• _Stated exercise_: Render every line of the records below as a numbered list, leaving out any blank lines.

Records contained in a dataset
_ _ _ _

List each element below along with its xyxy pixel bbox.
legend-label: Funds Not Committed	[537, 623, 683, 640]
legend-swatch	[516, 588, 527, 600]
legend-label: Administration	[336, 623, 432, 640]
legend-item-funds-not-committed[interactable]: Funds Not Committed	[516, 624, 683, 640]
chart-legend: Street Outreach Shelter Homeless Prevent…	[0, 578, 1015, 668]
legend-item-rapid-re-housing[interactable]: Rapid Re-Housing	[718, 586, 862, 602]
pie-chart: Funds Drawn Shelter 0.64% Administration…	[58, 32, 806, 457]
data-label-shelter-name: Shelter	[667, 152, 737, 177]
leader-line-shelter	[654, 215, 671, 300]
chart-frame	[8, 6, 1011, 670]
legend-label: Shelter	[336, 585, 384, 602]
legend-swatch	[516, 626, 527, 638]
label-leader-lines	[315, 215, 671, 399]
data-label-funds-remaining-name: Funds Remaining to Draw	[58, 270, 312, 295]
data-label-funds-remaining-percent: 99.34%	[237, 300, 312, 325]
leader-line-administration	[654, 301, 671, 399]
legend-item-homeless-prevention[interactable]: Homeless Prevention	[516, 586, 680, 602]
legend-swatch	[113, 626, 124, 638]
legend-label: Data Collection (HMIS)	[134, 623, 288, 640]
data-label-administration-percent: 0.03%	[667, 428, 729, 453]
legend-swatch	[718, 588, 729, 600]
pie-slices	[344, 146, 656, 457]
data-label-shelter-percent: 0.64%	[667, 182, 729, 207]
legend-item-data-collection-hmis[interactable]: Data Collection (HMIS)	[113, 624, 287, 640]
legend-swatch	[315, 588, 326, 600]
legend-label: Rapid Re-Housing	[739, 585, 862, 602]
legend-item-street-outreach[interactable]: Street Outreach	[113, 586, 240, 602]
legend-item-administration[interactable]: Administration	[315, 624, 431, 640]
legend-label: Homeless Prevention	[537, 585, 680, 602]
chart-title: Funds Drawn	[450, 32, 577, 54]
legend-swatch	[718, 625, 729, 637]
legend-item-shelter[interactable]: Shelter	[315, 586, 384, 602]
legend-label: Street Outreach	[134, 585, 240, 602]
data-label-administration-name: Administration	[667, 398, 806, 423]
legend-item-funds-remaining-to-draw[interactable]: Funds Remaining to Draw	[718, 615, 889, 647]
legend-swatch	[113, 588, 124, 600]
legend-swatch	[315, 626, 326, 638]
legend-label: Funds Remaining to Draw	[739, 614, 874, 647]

_ _ _ _

• _Written answer_:
1. List each element below along with its xyxy pixel bbox.
2. legend-label: Funds Not Committed	[537, 623, 683, 640]
3. legend-swatch	[516, 588, 527, 600]
4. legend-label: Administration	[336, 623, 432, 640]
5. legend-item-funds-not-committed[interactable]: Funds Not Committed	[516, 624, 683, 640]
6. chart-legend: Street Outreach Shelter Homeless Prevent…	[0, 578, 1015, 668]
7. legend-item-rapid-re-housing[interactable]: Rapid Re-Housing	[718, 586, 862, 602]
8. pie-chart: Funds Drawn Shelter 0.64% Administration…	[58, 32, 806, 457]
9. data-label-shelter-name: Shelter	[667, 152, 737, 177]
10. leader-line-shelter	[654, 215, 671, 300]
11. chart-frame	[8, 6, 1011, 670]
12. legend-label: Shelter	[336, 585, 384, 602]
13. legend-swatch	[516, 626, 527, 638]
14. label-leader-lines	[315, 215, 671, 399]
15. data-label-funds-remaining-name: Funds Remaining to Draw	[58, 270, 312, 295]
16. data-label-funds-remaining-percent: 99.34%	[237, 300, 312, 325]
17. leader-line-administration	[654, 301, 671, 399]
18. legend-item-homeless-prevention[interactable]: Homeless Prevention	[516, 586, 680, 602]
19. legend-swatch	[113, 626, 124, 638]
20. legend-label: Data Collection (HMIS)	[134, 623, 288, 640]
21. data-label-administration-percent: 0.03%	[667, 428, 729, 453]
22. legend-swatch	[718, 588, 729, 600]
23. pie-slices	[344, 146, 656, 457]
24. data-label-shelter-percent: 0.64%	[667, 182, 729, 207]
25. legend-item-data-collection-hmis[interactable]: Data Collection (HMIS)	[113, 624, 287, 640]
26. legend-swatch	[315, 588, 326, 600]
27. legend-label: Rapid Re-Housing	[739, 585, 862, 602]
28. legend-item-street-outreach[interactable]: Street Outreach	[113, 586, 240, 602]
29. legend-item-administration[interactable]: Administration	[315, 624, 431, 640]
30. legend-label: Homeless Prevention	[537, 585, 680, 602]
31. chart-title: Funds Drawn	[450, 32, 577, 54]
32. legend-swatch	[718, 625, 729, 637]
33. legend-item-shelter[interactable]: Shelter	[315, 586, 384, 602]
34. legend-label: Street Outreach	[134, 585, 240, 602]
35. data-label-administration-name: Administration	[667, 398, 806, 423]
36. legend-item-funds-remaining-to-draw[interactable]: Funds Remaining to Draw	[718, 615, 889, 647]
37. legend-swatch	[113, 588, 124, 600]
38. legend-swatch	[315, 626, 326, 638]
39. legend-label: Funds Remaining to Draw	[739, 614, 874, 647]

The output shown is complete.